(Source data)
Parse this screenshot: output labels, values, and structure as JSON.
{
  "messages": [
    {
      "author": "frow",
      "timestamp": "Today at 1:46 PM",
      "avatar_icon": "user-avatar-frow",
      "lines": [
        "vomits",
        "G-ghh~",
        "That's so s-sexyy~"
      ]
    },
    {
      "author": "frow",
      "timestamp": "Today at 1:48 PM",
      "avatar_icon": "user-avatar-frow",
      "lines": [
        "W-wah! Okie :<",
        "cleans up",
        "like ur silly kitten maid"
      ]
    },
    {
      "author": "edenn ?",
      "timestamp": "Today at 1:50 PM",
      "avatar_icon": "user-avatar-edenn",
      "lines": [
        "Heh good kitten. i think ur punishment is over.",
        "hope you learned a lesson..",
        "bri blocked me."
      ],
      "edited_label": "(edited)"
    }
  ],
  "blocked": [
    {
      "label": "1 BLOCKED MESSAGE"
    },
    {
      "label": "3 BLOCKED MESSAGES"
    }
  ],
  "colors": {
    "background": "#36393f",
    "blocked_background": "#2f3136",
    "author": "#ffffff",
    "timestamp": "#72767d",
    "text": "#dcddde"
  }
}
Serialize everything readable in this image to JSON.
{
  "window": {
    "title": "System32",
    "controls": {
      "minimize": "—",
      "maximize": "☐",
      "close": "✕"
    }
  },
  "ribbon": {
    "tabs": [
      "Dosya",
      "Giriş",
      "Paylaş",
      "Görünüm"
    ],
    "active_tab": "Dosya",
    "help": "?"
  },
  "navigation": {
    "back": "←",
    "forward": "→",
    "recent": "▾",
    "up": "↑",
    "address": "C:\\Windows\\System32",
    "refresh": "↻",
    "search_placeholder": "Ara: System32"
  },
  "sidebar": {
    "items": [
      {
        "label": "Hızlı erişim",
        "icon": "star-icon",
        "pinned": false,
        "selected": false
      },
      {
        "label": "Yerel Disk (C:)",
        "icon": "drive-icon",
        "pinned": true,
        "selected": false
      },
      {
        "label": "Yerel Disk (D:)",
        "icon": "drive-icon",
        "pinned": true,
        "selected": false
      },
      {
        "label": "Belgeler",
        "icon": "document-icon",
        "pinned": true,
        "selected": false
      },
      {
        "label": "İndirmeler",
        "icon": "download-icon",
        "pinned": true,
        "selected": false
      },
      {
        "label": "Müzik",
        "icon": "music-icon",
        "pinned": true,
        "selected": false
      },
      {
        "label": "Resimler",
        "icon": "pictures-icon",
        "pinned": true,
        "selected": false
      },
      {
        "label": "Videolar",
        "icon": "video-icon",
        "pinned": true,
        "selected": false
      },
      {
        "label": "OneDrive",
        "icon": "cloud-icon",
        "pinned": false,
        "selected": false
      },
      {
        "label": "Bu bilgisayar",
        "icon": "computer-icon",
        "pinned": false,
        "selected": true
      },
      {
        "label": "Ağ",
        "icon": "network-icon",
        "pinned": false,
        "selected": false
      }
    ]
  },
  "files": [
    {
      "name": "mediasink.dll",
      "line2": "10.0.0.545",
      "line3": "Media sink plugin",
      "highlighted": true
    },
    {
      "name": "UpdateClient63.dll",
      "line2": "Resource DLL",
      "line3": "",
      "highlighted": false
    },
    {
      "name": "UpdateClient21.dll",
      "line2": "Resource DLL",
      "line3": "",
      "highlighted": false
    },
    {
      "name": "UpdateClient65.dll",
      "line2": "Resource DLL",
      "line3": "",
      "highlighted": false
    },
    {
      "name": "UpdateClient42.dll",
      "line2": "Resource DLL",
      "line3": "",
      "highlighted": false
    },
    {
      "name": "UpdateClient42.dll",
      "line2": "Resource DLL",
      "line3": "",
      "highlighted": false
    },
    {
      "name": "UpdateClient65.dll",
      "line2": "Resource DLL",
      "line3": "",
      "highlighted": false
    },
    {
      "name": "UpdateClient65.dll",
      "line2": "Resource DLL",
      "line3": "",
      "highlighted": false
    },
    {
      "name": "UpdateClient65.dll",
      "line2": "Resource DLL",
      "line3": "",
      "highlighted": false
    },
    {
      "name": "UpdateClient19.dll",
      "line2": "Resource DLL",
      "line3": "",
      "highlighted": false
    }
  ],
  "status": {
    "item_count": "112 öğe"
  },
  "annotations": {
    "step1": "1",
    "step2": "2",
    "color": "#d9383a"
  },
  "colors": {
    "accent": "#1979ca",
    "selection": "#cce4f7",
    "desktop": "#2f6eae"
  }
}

Problem description -
Every line above should be written out again exactly as it stands.

Problem solution -
Parse this screenshot: output labels, values, and structure as JSON.
{
  "messages": [
    {
      "author": "frow",
      "timestamp": "Today at 1:46 PM",
      "avatar_icon": "user-avatar-frow",
      "lines": [
        "vomits",
        "G-ghh~",
        "That's so s-sexyy~"
      ]
    },
    {
      "author": "frow",
      "timestamp": "Today at 1:48 PM",
      "avatar_icon": "user-avatar-frow",
      "lines": [
        "W-wah! Okie :<",
        "cleans up",
        "like ur silly kitten maid"
      ]
    },
    {
      "author": "edenn ?",
      "timestamp": "Today at 1:50 PM",
      "avatar_icon": "user-avatar-edenn",
      "lines": [
        "Heh good kitten. i think ur punishment is over.",
        "hope you learned a lesson..",
        "bri blocked me."
      ],
      "edited_label": "(edited)"
    }
  ],
  "blocked": [
    {
      "label": "1 BLOCKED MESSAGE"
    },
    {
      "label": "3 BLOCKED MESSAGES"
    }
  ],
  "colors": {
    "background": "#36393f",
    "blocked_background": "#2f3136",
    "author": "#ffffff",
    "timestamp": "#72767d",
    "text": "#dcddde"
  }
}
Serialize everything readable in this image to JSON.
{
  "window": {
    "title": "System32",
    "controls": {
      "minimize": "—",
      "maximize": "☐",
      "close": "✕"
    }
  },
  "ribbon": {
    "tabs": [
      "Dosya",
      "Giriş",
      "Paylaş",
      "Görünüm"
    ],
    "active_tab": "Dosya",
    "help": "?"
  },
  "navigation": {
    "back": "←",
    "forward": "→",
    "recent": "▾",
    "up": "↑",
    "address": "C:\\Windows\\System32",
    "refresh": "↻",
    "search_placeholder": "Ara: System32"
  },
  "sidebar": {
    "items": [
      {
        "label": "Hızlı erişim",
        "icon": "star-icon",
        "pinned": false,
        "selected": false
      },
      {
        "label": "Yerel Disk (C:)",
        "icon": "drive-icon",
        "pinned": true,
        "selected": false
      },
      {
        "label": "Yerel Disk (D:)",
        "icon": "drive-icon",
        "pinned": true,
        "selected": false
      },
      {
        "label": "Belgeler",
        "icon": "document-icon",
        "pinned": true,
        "selected": false
      },
      {
        "label": "İndirmeler",
        "icon": "download-icon",
        "pinned": true,
        "selected": false
      },
      {
        "label": "Müzik",
        "icon": "music-icon",
        "pinned": true,
        "selected": false
      },
      {
        "label": "Resimler",
        "icon": "pictures-icon",
        "pinned": true,
        "selected": false
      },
      {
        "label": "Videolar",
        "icon": "video-icon",
        "pinned": true,
        "selected": false
      },
      {
        "label": "OneDrive",
        "icon": "cloud-icon",
        "pinned": false,
        "selected": false
      },
      {
        "label": "Bu bilgisayar",
        "icon": "computer-icon",
        "pinned": false,
        "selected": true
      },
      {
        "label": "Ağ",
        "icon": "network-icon",
        "pinned": false,
        "selected": false
      }
    ]
  },
  "files": [
    {
      "name": "mediasink.dll",
      "line2": "10.0.0.545",
      "line3": "Media sink plugin",
      "highlighted": true
    },
    {
      "name": "UpdateClient63.dll",
      "line2": "Resource DLL",
      "line3": "",
      "highlighted": false
    },
    {
      "name": "UpdateClient21.dll",
      "line2": "Resource DLL",
      "line3": "",
      "highlighted": false
    },
    {
      "name": "UpdateClient65.dll",
      "line2": "Resource DLL",
      "line3": "",
      "highlighted": false
    },
    {
      "name": "UpdateClient42.dll",
      "line2": "Resource DLL",
      "line3": "",
      "highlighted": false
    },
    {
      "name": "UpdateClient42.dll",
      "line2": "Resource DLL",
      "line3": "",
      "highlighted": false
    },
    {
      "name": "UpdateClient65.dll",
      "line2": "Resource DLL",
      "line3": "",
      "highlighted": false
    },
    {
      "name": "UpdateClient65.dll",
      "line2": "Resource DLL",
      "line3": "",
      "highlighted": false
    },
    {
      "name": "UpdateClient65.dll",
      "line2": "Resource DLL",
      "line3": "",
      "highlighted": false
    },
    {
      "name": "UpdateClient19.dll",
      "line2": "Resource DLL",
      "line3": "",
      "highlighted": false
    }
  ],
  "status": {
    "item_count": "112 öğe"
  },
  "annotations": {
    "step1": "1",
    "step2": "2",
    "color": "#d9383a"
  },
  "colors": {
    "accent": "#1979ca",
    "selection": "#cce4f7",
    "desktop": "#2f6eae"
  }
}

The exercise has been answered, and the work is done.